(Source data)
• • •

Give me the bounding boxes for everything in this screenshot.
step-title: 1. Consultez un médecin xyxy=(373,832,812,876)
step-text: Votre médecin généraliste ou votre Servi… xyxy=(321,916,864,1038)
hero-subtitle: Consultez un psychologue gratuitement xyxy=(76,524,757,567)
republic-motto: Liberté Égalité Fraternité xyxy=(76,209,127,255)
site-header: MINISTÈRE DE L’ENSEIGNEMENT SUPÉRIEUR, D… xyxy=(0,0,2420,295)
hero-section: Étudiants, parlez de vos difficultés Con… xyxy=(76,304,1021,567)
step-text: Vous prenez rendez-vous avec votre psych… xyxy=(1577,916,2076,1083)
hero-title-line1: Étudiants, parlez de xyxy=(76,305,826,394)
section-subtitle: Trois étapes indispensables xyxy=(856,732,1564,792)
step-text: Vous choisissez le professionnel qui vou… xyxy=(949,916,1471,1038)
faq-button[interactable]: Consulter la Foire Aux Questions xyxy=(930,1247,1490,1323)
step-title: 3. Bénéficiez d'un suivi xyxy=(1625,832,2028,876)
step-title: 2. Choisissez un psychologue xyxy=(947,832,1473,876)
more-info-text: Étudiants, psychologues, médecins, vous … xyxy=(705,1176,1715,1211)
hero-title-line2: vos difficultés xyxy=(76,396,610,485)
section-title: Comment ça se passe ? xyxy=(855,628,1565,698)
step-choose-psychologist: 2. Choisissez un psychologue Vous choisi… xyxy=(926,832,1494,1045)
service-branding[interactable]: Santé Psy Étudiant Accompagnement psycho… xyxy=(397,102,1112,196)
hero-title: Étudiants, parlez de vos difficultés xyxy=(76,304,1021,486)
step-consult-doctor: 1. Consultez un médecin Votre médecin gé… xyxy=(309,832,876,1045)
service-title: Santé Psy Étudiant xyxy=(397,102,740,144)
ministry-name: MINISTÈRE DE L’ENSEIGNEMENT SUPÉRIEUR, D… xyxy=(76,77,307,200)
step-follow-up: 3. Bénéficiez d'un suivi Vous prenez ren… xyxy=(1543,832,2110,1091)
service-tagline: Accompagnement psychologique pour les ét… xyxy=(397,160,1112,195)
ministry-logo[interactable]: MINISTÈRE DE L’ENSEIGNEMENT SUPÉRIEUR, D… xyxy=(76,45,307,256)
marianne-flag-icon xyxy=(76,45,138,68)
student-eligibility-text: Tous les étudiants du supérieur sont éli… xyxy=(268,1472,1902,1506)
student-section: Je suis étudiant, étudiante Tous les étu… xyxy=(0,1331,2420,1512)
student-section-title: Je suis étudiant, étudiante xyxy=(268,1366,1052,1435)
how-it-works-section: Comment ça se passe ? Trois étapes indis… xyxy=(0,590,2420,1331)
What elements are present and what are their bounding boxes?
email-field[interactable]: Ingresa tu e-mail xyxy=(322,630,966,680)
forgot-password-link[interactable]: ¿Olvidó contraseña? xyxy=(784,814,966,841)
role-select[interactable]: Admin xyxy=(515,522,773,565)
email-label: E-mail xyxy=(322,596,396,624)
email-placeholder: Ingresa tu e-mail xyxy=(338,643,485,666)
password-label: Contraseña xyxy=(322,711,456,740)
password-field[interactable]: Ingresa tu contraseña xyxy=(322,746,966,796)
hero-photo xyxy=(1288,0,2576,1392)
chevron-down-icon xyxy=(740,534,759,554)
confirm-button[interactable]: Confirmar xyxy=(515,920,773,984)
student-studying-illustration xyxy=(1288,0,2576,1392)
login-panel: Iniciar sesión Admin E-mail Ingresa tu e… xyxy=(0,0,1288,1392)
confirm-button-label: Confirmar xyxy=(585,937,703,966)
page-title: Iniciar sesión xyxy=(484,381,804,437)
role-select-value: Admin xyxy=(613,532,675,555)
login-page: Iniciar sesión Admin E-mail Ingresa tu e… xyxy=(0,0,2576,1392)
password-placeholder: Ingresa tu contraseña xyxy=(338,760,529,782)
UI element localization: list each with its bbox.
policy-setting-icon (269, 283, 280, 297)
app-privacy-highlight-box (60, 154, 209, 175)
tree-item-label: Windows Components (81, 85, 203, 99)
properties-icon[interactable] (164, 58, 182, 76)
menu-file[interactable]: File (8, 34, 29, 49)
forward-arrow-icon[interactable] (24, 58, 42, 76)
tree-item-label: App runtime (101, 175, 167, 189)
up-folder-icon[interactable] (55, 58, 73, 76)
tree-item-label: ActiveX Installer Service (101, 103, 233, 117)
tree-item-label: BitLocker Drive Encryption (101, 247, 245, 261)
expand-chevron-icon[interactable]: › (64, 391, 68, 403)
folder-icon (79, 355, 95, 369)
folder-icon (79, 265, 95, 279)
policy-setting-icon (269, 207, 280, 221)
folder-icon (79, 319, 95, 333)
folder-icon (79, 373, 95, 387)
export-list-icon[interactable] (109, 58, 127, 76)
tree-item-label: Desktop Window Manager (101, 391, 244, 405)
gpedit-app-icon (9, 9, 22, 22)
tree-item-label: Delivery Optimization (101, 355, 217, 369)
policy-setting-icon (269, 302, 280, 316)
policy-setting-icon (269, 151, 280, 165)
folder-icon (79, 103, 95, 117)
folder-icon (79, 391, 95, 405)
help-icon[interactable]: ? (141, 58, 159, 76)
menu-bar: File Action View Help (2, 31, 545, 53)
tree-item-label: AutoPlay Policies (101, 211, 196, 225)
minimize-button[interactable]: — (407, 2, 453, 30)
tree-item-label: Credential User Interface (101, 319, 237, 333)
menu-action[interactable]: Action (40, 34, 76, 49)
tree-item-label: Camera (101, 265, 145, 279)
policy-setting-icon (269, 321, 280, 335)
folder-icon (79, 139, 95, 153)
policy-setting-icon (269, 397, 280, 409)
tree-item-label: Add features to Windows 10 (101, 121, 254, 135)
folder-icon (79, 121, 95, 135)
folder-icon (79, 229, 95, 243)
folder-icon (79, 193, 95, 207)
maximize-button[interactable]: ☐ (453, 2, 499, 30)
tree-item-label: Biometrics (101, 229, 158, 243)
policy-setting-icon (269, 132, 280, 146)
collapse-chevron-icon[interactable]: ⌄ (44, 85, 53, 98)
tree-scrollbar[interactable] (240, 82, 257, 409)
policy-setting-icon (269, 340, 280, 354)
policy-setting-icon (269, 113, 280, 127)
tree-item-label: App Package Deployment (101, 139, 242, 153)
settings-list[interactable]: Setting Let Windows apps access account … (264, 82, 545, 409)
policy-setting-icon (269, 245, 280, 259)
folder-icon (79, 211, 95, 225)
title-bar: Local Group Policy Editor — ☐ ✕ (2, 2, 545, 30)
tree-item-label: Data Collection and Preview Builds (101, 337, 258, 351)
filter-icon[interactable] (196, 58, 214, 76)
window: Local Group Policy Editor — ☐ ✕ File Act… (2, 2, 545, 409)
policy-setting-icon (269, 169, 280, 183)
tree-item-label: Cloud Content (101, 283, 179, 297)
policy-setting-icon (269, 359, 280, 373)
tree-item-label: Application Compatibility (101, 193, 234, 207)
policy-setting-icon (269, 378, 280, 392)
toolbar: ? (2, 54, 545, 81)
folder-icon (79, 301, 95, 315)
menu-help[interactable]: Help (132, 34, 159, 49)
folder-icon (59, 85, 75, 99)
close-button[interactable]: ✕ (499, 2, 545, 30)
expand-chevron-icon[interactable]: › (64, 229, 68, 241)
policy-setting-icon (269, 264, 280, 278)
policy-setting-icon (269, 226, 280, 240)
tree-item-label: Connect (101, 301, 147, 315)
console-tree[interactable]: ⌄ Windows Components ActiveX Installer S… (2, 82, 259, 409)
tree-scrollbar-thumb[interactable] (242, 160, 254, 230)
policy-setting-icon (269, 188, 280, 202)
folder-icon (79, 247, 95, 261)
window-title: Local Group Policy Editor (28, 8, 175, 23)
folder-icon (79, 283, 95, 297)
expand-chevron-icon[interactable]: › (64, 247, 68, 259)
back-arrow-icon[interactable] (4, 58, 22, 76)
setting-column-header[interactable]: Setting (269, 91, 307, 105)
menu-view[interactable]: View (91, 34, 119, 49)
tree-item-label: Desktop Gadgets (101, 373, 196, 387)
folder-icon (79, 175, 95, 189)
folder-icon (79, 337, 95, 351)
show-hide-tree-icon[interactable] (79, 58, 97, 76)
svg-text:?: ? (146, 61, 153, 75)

• • •

## TO BE DONE
Identify each line in the listing above that contains the string "menu", and copy every such line in full. Treat uppercase and lowercase letters as different.

## OUTPUT FOR THIS TASK
menu-file[interactable]: File (8, 34, 29, 49)
menu-bar: File Action View Help (2, 31, 545, 53)
menu-action[interactable]: Action (40, 34, 76, 49)
menu-help[interactable]: Help (132, 34, 159, 49)
menu-view[interactable]: View (91, 34, 119, 49)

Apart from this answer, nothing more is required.